-- START OF RECORD SET --
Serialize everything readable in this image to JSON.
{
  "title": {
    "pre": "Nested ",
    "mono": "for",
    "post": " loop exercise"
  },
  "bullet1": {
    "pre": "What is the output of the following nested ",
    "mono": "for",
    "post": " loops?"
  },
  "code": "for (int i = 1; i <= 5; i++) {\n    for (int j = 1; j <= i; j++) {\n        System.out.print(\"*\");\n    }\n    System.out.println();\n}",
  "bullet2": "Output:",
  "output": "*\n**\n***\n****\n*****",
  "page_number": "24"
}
-- END OF RECORD SET --
> _REQUEST_:
Retype each record exactly, leaving nothing out.

> _SOLUTION BELOW_:
Serialize everything readable in this image to JSON.
{
  "title": {
    "pre": "Nested ",
    "mono": "for",
    "post": " loop exercise"
  },
  "bullet1": {
    "pre": "What is the output of the following nested ",
    "mono": "for",
    "post": " loops?"
  },
  "code": "for (int i = 1; i <= 5; i++) {\n    for (int j = 1; j <= i; j++) {\n        System.out.print(\"*\");\n    }\n    System.out.println();\n}",
  "bullet2": "Output:",
  "output": "*\n**\n***\n****\n*****",
  "page_number": "24"
}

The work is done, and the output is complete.